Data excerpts
○ ○ ○ ○ ○ ○ ○
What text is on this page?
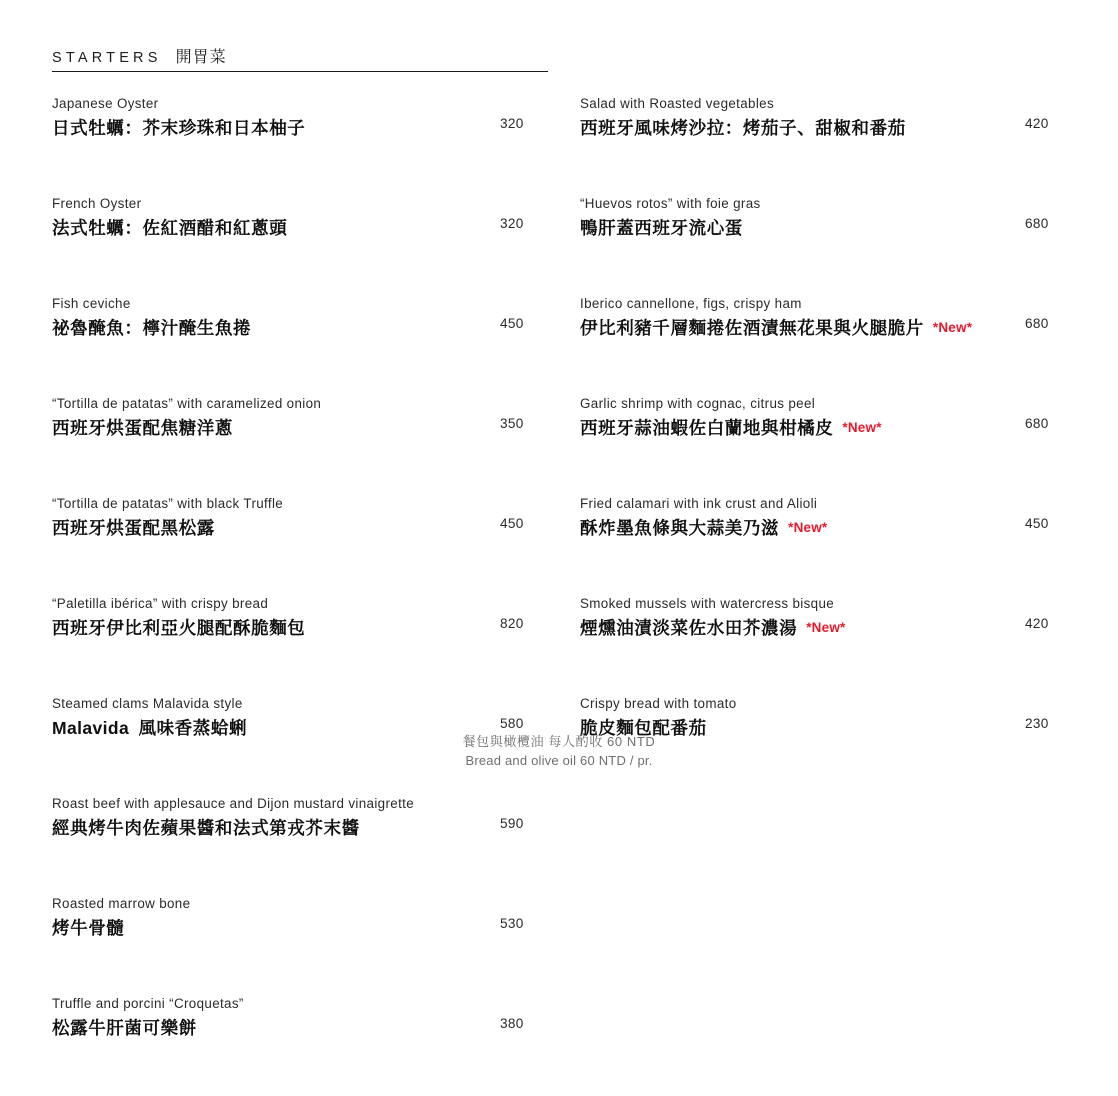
STARTERS 開胃菜
Japanese Oyster
日式牡蠣：芥末珍珠和日本柚子	320
French Oyster
法式牡蠣：佐紅酒醋和紅蔥頭	320
Fish ceviche
祕魯醃魚：檸汁醃生魚捲	450
“Tortilla de patatas” with caramelized onion
西班牙烘蛋配焦糖洋蔥	350
“Tortilla de patatas” with black Truffle
西班牙烘蛋配黑松露	450
“Paletilla ibérica” with crispy bread
西班牙伊比利亞火腿配酥脆麵包	820
Steamed clams Malavida style
Malavida  風味香蒸蛤蜊	580
Roast beef with applesauce and Dijon mustard vinaigrette
經典烤牛肉佐蘋果醬和法式第戎芥末醬	590
Roasted marrow bone
烤牛骨髓	530
Truffle and porcini “Croquetas”
松露牛肝菌可樂餅	380
Salad with Roasted vegetables
西班牙風味烤沙拉：烤茄子、甜椒和番茄	420
“Huevos rotos” with foie gras
鴨肝蓋西班牙流心蛋	680
Iberico cannellone, figs, crispy ham
伊比利豬千層麵捲佐酒漬無花果與火腿脆片 *New*	680
Garlic shrimp with cognac, citrus peel
西班牙蒜油蝦佐白蘭地與柑橘皮 *New*	680
Fried calamari with ink crust and Alioli
酥炸墨魚條與大蒜美乃滋 *New*	450
Smoked mussels with watercress bisque
煙燻油漬淡菜佐水田芥濃湯 *New*	420
Crispy bread with tomato
脆皮麵包配番茄	230
餐包與橄欖油 每人酌收 60 NTD
Bread and olive oil 60 NTD / pr.
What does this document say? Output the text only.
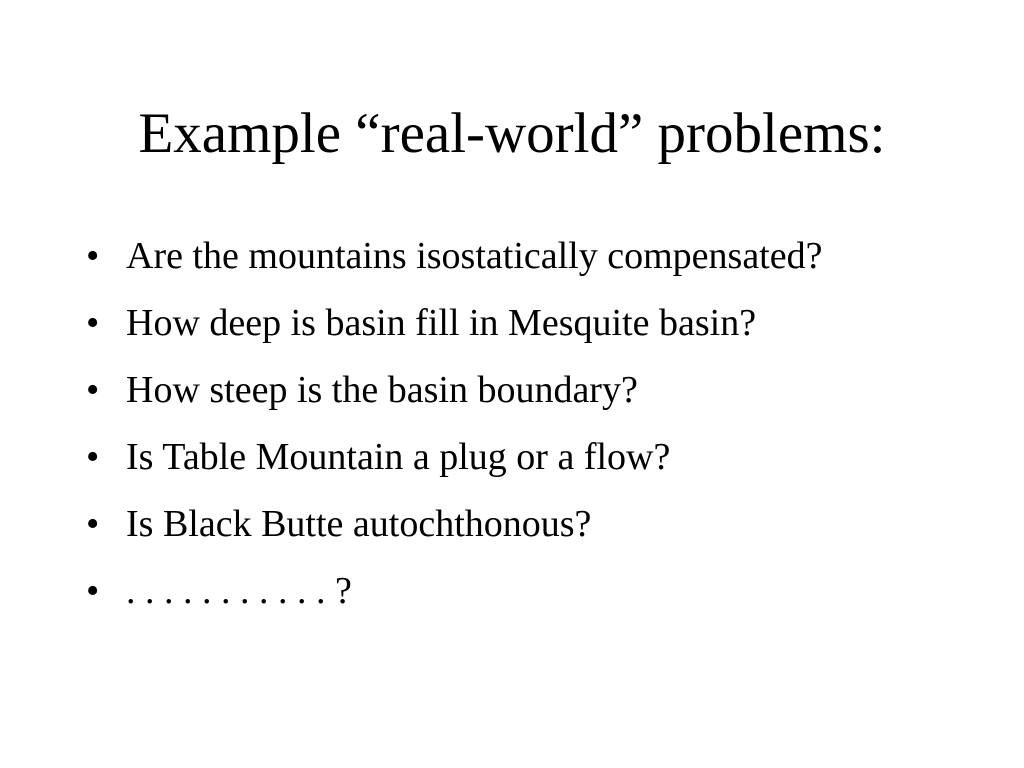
Example “real-world” problems:
• Are the mountains isostatically compensated?
• How deep is basin fill in Mesquite basin?
• How steep is the basin boundary?
• Is Table Mountain a plug or a flow?
• Is Black Butte autochthonous?
• . . . . . . . . . . . ?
○ ○ ○ ○ ○ ○ ○
* _What to produce_
Reproduce exactly, and only, the lines from the one containing "What does this" through the last line of the records above, both included, leaving out any pictures.

* _Result below_
What does this document say? Output the text only.
Example “real-world” problems:
• Are the mountains isostatically compensated?
• How deep is basin fill in Mesquite basin?
• How steep is the basin boundary?
• Is Table Mountain a plug or a flow?
• Is Black Butte autochthonous?
• . . . . . . . . . . . ?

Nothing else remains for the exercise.